§ **What is asked**
Return every line of the material exactly.

§ **Provided material**
=======
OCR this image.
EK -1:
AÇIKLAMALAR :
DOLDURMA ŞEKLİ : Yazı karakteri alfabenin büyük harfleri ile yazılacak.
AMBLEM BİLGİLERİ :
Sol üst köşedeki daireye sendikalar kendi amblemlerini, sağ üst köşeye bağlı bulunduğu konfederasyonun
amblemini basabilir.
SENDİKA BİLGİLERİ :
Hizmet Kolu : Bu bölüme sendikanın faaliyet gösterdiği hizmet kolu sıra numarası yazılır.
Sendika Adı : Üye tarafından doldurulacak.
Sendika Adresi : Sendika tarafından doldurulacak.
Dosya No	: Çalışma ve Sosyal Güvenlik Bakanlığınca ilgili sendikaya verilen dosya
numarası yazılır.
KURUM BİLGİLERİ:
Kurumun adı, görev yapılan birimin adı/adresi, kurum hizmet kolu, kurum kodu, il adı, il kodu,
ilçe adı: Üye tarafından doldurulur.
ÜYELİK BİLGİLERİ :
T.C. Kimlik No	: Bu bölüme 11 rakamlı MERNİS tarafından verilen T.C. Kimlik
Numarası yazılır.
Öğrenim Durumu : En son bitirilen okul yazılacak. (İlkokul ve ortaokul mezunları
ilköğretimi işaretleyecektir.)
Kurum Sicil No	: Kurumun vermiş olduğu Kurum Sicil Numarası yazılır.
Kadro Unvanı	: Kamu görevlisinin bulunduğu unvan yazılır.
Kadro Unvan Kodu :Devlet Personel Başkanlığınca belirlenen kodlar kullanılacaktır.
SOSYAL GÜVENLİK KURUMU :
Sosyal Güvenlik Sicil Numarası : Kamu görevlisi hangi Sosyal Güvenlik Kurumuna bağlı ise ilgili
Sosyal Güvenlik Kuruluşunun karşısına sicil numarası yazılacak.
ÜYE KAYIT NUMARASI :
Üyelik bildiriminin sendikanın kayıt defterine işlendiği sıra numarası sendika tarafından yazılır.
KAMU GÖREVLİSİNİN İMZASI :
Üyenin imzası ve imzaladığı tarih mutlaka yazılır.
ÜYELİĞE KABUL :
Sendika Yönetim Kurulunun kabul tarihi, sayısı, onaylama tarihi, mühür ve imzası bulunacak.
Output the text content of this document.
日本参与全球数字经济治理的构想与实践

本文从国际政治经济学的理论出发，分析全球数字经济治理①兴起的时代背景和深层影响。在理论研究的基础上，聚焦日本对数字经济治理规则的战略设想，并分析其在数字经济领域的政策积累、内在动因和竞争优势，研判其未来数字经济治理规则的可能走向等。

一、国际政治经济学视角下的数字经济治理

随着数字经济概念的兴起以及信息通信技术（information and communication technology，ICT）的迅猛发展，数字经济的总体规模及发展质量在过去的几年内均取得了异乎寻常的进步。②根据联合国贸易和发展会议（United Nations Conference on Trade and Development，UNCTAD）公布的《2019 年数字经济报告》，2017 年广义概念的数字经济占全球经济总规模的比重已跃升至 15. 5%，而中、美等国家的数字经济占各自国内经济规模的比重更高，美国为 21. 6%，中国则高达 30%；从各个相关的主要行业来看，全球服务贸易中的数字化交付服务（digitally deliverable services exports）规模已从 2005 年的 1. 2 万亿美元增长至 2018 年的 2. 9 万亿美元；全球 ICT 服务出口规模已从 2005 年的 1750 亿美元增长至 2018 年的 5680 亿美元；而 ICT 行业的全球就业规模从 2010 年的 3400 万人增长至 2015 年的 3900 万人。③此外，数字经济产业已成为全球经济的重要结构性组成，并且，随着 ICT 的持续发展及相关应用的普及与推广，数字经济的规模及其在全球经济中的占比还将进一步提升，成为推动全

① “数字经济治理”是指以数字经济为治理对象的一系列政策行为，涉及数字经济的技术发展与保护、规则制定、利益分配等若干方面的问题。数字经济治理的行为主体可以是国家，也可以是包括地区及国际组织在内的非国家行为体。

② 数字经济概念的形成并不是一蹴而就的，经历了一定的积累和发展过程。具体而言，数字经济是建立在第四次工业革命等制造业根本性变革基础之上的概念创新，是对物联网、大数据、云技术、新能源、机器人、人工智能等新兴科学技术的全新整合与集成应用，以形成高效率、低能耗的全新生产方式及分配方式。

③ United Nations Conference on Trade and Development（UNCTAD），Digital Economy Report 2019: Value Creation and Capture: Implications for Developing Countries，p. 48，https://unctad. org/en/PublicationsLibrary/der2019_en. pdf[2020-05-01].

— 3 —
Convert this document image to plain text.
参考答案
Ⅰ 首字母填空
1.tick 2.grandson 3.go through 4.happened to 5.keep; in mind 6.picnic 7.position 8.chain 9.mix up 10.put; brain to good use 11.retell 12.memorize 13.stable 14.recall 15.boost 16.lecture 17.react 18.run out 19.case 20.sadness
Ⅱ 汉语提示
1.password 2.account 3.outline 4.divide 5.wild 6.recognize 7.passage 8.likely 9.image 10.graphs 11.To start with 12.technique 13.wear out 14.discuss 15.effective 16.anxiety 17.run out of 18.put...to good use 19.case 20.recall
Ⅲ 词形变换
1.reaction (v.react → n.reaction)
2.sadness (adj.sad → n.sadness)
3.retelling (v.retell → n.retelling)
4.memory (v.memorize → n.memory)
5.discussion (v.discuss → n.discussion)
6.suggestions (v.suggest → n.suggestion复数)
=======
§ **Exercise result**
OCR this image.
EK -1:
AÇIKLAMALAR :
DOLDURMA ŞEKLİ : Yazı karakteri alfabenin büyük harfleri ile yazılacak.
AMBLEM BİLGİLERİ :
Sol üst köşedeki daireye sendikalar kendi amblemlerini, sağ üst köşeye bağlı bulunduğu konfederasyonun
amblemini basabilir.
SENDİKA BİLGİLERİ :
Hizmet Kolu : Bu bölüme sendikanın faaliyet gösterdiği hizmet kolu sıra numarası yazılır.
Sendika Adı : Üye tarafından doldurulacak.
Sendika Adresi : Sendika tarafından doldurulacak.
Dosya No	: Çalışma ve Sosyal Güvenlik Bakanlığınca ilgili sendikaya verilen dosya
numarası yazılır.
KURUM BİLGİLERİ:
Kurumun adı, görev yapılan birimin adı/adresi, kurum hizmet kolu, kurum kodu, il adı, il kodu,
ilçe adı: Üye tarafından doldurulur.
ÜYELİK BİLGİLERİ :
T.C. Kimlik No	: Bu bölüme 11 rakamlı MERNİS tarafından verilen T.C. Kimlik
Numarası yazılır.
Öğrenim Durumu : En son bitirilen okul yazılacak. (İlkokul ve ortaokul mezunları
ilköğretimi işaretleyecektir.)
Kurum Sicil No	: Kurumun vermiş olduğu Kurum Sicil Numarası yazılır.
Kadro Unvanı	: Kamu görevlisinin bulunduğu unvan yazılır.
Kadro Unvan Kodu :Devlet Personel Başkanlığınca belirlenen kodlar kullanılacaktır.
SOSYAL GÜVENLİK KURUMU :
Sosyal Güvenlik Sicil Numarası : Kamu görevlisi hangi Sosyal Güvenlik Kurumuna bağlı ise ilgili
Sosyal Güvenlik Kuruluşunun karşısına sicil numarası yazılacak.
ÜYE KAYIT NUMARASI :
Üyelik bildiriminin sendikanın kayıt defterine işlendiği sıra numarası sendika tarafından yazılır.
KAMU GÖREVLİSİNİN İMZASI :
Üyenin imzası ve imzaladığı tarih mutlaka yazılır.
ÜYELİĞE KABUL :
Sendika Yönetim Kurulunun kabul tarihi, sayısı, onaylama tarihi, mühür ve imzası bulunacak.
Output the text content of this document.
日本参与全球数字经济治理的构想与实践

本文从国际政治经济学的理论出发，分析全球数字经济治理①兴起的时代背景和深层影响。在理论研究的基础上，聚焦日本对数字经济治理规则的战略设想，并分析其在数字经济领域的政策积累、内在动因和竞争优势，研判其未来数字经济治理规则的可能走向等。

一、国际政治经济学视角下的数字经济治理

随着数字经济概念的兴起以及信息通信技术（information and communication technology，ICT）的迅猛发展，数字经济的总体规模及发展质量在过去的几年内均取得了异乎寻常的进步。②根据联合国贸易和发展会议（United Nations Conference on Trade and Development，UNCTAD）公布的《2019 年数字经济报告》，2017 年广义概念的数字经济占全球经济总规模的比重已跃升至 15. 5%，而中、美等国家的数字经济占各自国内经济规模的比重更高，美国为 21. 6%，中国则高达 30%；从各个相关的主要行业来看，全球服务贸易中的数字化交付服务（digitally deliverable services exports）规模已从 2005 年的 1. 2 万亿美元增长至 2018 年的 2. 9 万亿美元；全球 ICT 服务出口规模已从 2005 年的 1750 亿美元增长至 2018 年的 5680 亿美元；而 ICT 行业的全球就业规模从 2010 年的 3400 万人增长至 2015 年的 3900 万人。③此外，数字经济产业已成为全球经济的重要结构性组成，并且，随着 ICT 的持续发展及相关应用的普及与推广，数字经济的规模及其在全球经济中的占比还将进一步提升，成为推动全

① “数字经济治理”是指以数字经济为治理对象的一系列政策行为，涉及数字经济的技术发展与保护、规则制定、利益分配等若干方面的问题。数字经济治理的行为主体可以是国家，也可以是包括地区及国际组织在内的非国家行为体。

② 数字经济概念的形成并不是一蹴而就的，经历了一定的积累和发展过程。具体而言，数字经济是建立在第四次工业革命等制造业根本性变革基础之上的概念创新，是对物联网、大数据、云技术、新能源、机器人、人工智能等新兴科学技术的全新整合与集成应用，以形成高效率、低能耗的全新生产方式及分配方式。

③ United Nations Conference on Trade and Development（UNCTAD），Digital Economy Report 2019: Value Creation and Capture: Implications for Developing Countries，p. 48，https://unctad. org/en/PublicationsLibrary/der2019_en. pdf[2020-05-01].

— 3 —
Convert this document image to plain text.
参考答案
Ⅰ 首字母填空
1.tick 2.grandson 3.go through 4.happened to 5.keep; in mind 6.picnic 7.position 8.chain 9.mix up 10.put; brain to good use 11.retell 12.memorize 13.stable 14.recall 15.boost 16.lecture 17.react 18.run out 19.case 20.sadness
Ⅱ 汉语提示
1.password 2.account 3.outline 4.divide 5.wild 6.recognize 7.passage 8.likely 9.image 10.graphs 11.To start with 12.technique 13.wear out 14.discuss 15.effective 16.anxiety 17.run out of 18.put...to good use 19.case 20.recall
Ⅲ 词形变换
1.reaction (v.react → n.reaction)
2.sadness (adj.sad → n.sadness)
3.retelling (v.retell → n.retelling)
4.memory (v.memorize → n.memory)
5.discussion (v.discuss → n.discussion)
6.suggestions (v.suggest → n.suggestion复数)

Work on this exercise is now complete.